# [EXERCISE TASK]
Below are entries. Pull out all lines containing "text".

(Records that describe figures)
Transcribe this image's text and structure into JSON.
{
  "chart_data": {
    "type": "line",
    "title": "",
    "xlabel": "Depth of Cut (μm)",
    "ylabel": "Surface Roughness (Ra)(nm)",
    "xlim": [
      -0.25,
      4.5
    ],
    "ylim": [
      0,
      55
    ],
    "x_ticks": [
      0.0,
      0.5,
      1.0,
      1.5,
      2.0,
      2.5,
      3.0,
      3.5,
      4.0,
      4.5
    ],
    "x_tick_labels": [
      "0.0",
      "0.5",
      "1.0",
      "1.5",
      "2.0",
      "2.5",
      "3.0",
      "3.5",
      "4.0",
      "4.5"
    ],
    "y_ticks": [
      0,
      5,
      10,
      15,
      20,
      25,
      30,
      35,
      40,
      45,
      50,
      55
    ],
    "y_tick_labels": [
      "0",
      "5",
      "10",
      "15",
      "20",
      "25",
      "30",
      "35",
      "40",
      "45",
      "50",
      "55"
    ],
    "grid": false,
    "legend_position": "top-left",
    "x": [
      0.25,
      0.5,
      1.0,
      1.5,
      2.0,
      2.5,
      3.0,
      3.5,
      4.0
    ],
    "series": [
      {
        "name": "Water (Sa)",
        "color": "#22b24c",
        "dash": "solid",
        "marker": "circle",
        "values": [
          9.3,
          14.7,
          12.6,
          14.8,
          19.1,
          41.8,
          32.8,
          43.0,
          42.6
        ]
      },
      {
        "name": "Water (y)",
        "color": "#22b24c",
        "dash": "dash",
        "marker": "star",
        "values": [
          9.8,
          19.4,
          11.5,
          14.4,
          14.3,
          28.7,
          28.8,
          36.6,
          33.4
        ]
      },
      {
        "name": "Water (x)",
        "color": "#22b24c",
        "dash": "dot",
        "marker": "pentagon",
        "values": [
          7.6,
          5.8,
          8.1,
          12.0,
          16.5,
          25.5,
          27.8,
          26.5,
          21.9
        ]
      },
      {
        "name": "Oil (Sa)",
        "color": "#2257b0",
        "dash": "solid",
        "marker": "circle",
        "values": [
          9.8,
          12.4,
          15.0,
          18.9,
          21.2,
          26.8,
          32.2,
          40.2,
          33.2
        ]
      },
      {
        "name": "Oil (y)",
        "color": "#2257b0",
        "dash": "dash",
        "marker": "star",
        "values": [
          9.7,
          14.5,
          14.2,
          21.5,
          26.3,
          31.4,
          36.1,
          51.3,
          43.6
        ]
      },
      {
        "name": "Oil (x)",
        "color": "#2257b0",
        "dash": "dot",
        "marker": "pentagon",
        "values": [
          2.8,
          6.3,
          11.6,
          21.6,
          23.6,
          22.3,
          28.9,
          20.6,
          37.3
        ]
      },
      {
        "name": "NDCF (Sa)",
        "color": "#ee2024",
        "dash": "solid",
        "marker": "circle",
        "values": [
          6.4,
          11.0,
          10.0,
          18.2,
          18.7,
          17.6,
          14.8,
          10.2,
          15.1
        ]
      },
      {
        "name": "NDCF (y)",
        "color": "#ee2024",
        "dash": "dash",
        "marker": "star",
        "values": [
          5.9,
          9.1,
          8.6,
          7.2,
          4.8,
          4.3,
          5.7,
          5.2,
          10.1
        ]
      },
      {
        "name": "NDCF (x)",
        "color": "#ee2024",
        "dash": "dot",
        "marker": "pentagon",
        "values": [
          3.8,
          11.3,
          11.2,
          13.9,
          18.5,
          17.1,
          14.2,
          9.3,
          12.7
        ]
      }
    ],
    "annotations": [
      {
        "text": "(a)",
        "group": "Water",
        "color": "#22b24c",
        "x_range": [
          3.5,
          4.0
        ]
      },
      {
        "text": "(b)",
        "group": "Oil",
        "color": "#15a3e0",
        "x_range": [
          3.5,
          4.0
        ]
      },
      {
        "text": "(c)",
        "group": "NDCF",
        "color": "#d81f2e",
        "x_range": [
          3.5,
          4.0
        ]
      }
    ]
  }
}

# [SOLUTION TO THIS PROBLEM]
Transcribe this image's text and structure into JSON.
        "text": "(a)",
        "text": "(b)",
        "text": "(c)",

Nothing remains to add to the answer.